### WRITTEN PROBLEM:
The entries below contain pictures. Retype everything except those pictures, exactly as given.

### SUPPLIED ENTRIES:
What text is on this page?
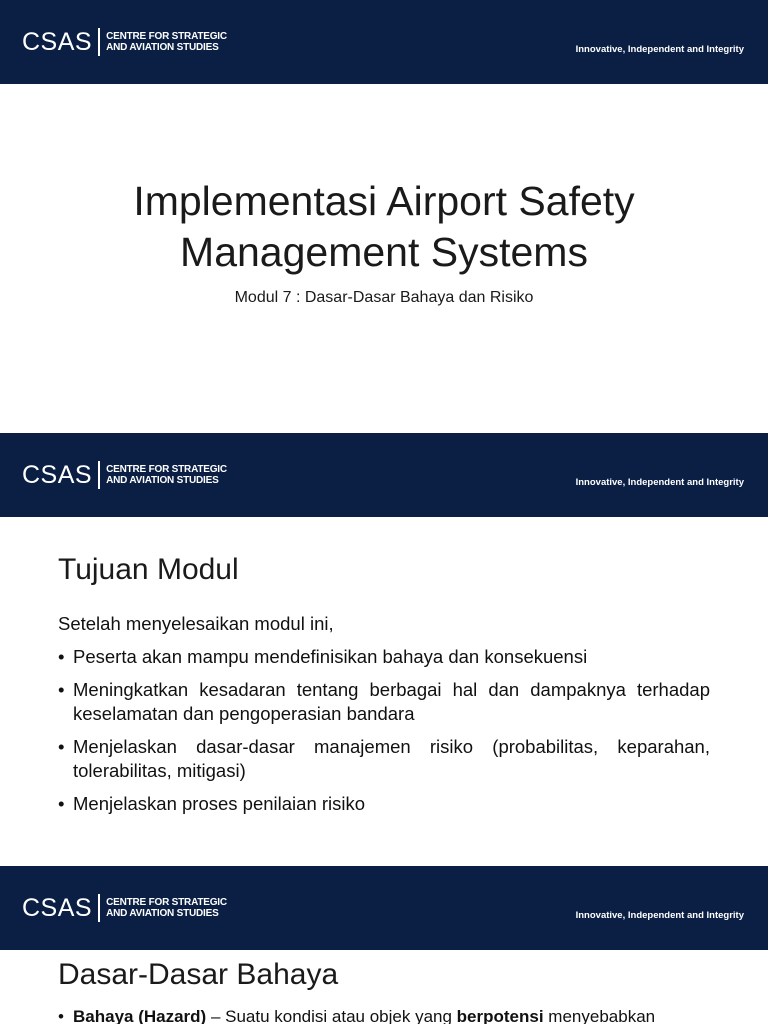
CSAS CENTRE FOR STRATEGIC
AND AVIATION STUDIES	Innovative, Independent and Integrity
Implementasi Airport Safety
Management Systems
Modul 7 : Dasar-Dasar Bahaya dan Risiko
CSAS CENTRE FOR STRATEGIC
AND AVIATION STUDIES	Innovative, Independent and Integrity
Tujuan Modul
Setelah menyelesaikan modul ini,
• Peserta akan mampu mendefinisikan bahaya dan konsekuensi
• Meningkatkan kesadaran tentang berbagai hal dan dampaknya terhadap keselamatan dan pengoperasian bandara
• Menjelaskan dasar-dasar manajemen risiko (probabilitas, keparahan, tolerabilitas, mitigasi)
• Menjelaskan proses penilaian risiko
CSAS CENTRE FOR STRATEGIC
AND AVIATION STUDIES	Innovative, Independent and Integrity
Dasar-Dasar Bahaya
• Bahaya (Hazard) – Suatu kondisi atau objek yang berpotensi menyebabkan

### RESULT OF THE EXERCISE:
What text is on this page?
CSAS CENTRE FOR STRATEGIC
AND AVIATION STUDIES	Innovative, Independent and Integrity
Implementasi Airport Safety
Management Systems
Modul 7 : Dasar-Dasar Bahaya dan Risiko
CSAS CENTRE FOR STRATEGIC
AND AVIATION STUDIES	Innovative, Independent and Integrity
Tujuan Modul
Setelah menyelesaikan modul ini,
• Peserta akan mampu mendefinisikan bahaya dan konsekuensi
• Meningkatkan kesadaran tentang berbagai hal dan dampaknya terhadap keselamatan dan pengoperasian bandara
• Menjelaskan dasar-dasar manajemen risiko (probabilitas, keparahan, tolerabilitas, mitigasi)
• Menjelaskan proses penilaian risiko
CSAS CENTRE FOR STRATEGIC
AND AVIATION STUDIES	Innovative, Independent and Integrity
Dasar-Dasar Bahaya
• Bahaya (Hazard) – Suatu kondisi atau objek yang berpotensi menyebabkan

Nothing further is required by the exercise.